> **TASK DETAILS**
For the listing below, how many lines contain the word "Marienpforte"? Answer with only that figure.

> **INFORMATION SUPPLIED**
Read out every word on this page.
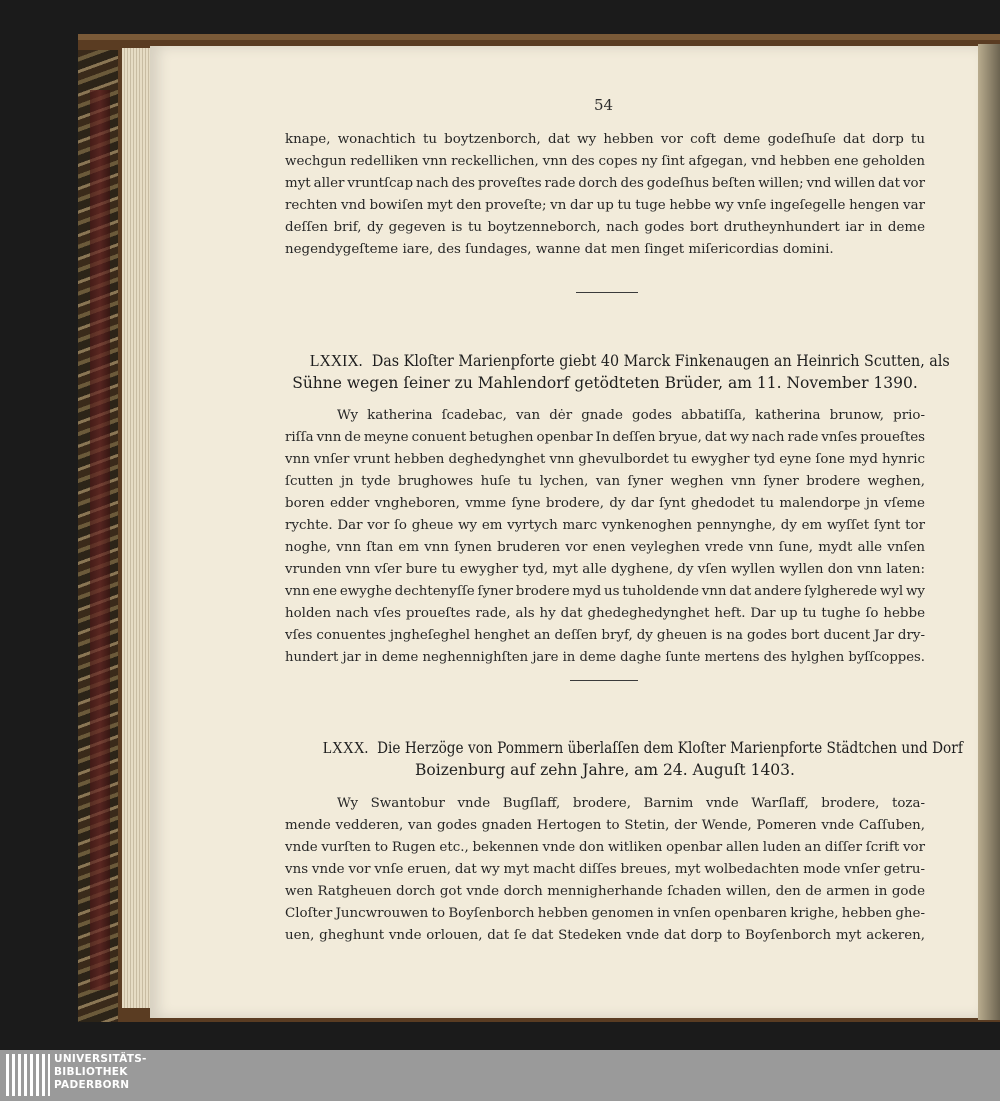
54
knape, wonachtich tu boytzenborch, dat wy hebben vor coft deme godeſhuſe dat dorp tu
wechgun redelliken vnn reckellichen, vnn des copes ny ſint afgegan, vnd hebben ene geholden
myt aller vruntſcap nach des proveſtes rade dorch des godeſhus beſten willen; vnd willen dat vor
rechten vnd bowiſen myt den proveſte; vn dar up tu tuge hebbe wy vnſe ingeſegelle hengen var
deſſen brif, dy gegeven is tu boytzenneborch, nach godes bort drutheynhundert iar in deme
negendygeſteme iare, des ſundages, wanne dat men ſinget miſericordias domini.
LXXIX. Das Kloſter Marienpforte giebt 40 Marck Finkenaugen an Heinrich Scutten, als
Sühne wegen ſeiner zu Mahlendorf getödteten Brüder, am 11. November 1390.
Wy katherina ſcadebac, van dėr gnade godes abbatiſſa, katherina brunow, prio-
riſſa vnn de meyne conuent betughen openbar In deſſen bryue, dat wy nach rade vnſes proueſtes
vnn vnſer vrunt hebben deghedynghet vnn ghevulbordet tu ewygher tyd eyne ſone myd hynric
ſcutten jn tyde brughowes huſe tu lychen, van ſyner weghen vnn ſyner brodere weghen,
boren edder vngheboren, vmme ſyne brodere, dy dar ſynt ghedodet tu malendorpe jn vſeme
rychte. Dar vor ſo gheue wy em vyrtych marc vynkenoghen pennynghe, dy em wyſſet ſynt tor
noghe, vnn ſtan em vnn ſynen bruderen vor enen veyleghen vrede vnn ſune, mydt alle vnſen
vrunden vnn vſer bure tu ewygher tyd, myt alle dyghene, dy vſen wyllen wyllen don vnn laten:
vnn ene ewyghe dechtenyſſe ſyner brodere myd us tuholdende vnn dat andere ſylgherede wyl wy
holden nach vſes proueſtes rade, als hy dat ghedeghedynghet heft. Dar up tu tughe ſo hebbe
vſes conuentes jngheſeghel henghet an deſſen bryf, dy gheuen is na godes bort ducent Jar dry-
hundert jar in deme neghennighſten jare in deme daghe ſunte mertens des hylghen byſſcoppes.
LXXX. Die Herzöge von Pommern überlaſſen dem Kloſter Marienpforte Städtchen und Dorf
Boizenburg auf zehn Jahre, am 24. Auguſt 1403.
Wy Swantobur vnde Bugſlaff, brodere, Barnim vnde Warſlaff, brodere, toza-
mende vedderen, van godes gnaden Hertogen to Stetin, der Wende, Pomeren vnde Caſſuben,
vnde vurſten to Rugen etc., bekennen vnde don witliken openbar allen luden an diſſer ſcrift vor
vns vnde vor vnſe eruen, dat wy myt macht diſſes breues, myt wolbedachten mode vnſer getru-
wen Ratgheuen dorch got vnde dorch mennigherhande ſchaden willen, den de armen in gode
Cloſter Juncwrouwen to Boyſenborch hebben genomen in vnſen openbaren krighe, hebben ghe-
uen, gheghunt vnde orlouen, dat ſe dat Stedeken vnde dat dorp to Boyſenborch myt ackeren,
UNIVERSITÄTS-
BIBLIOTHEK
PADERBORN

> **SOLUTION FOR THIS TASK**
2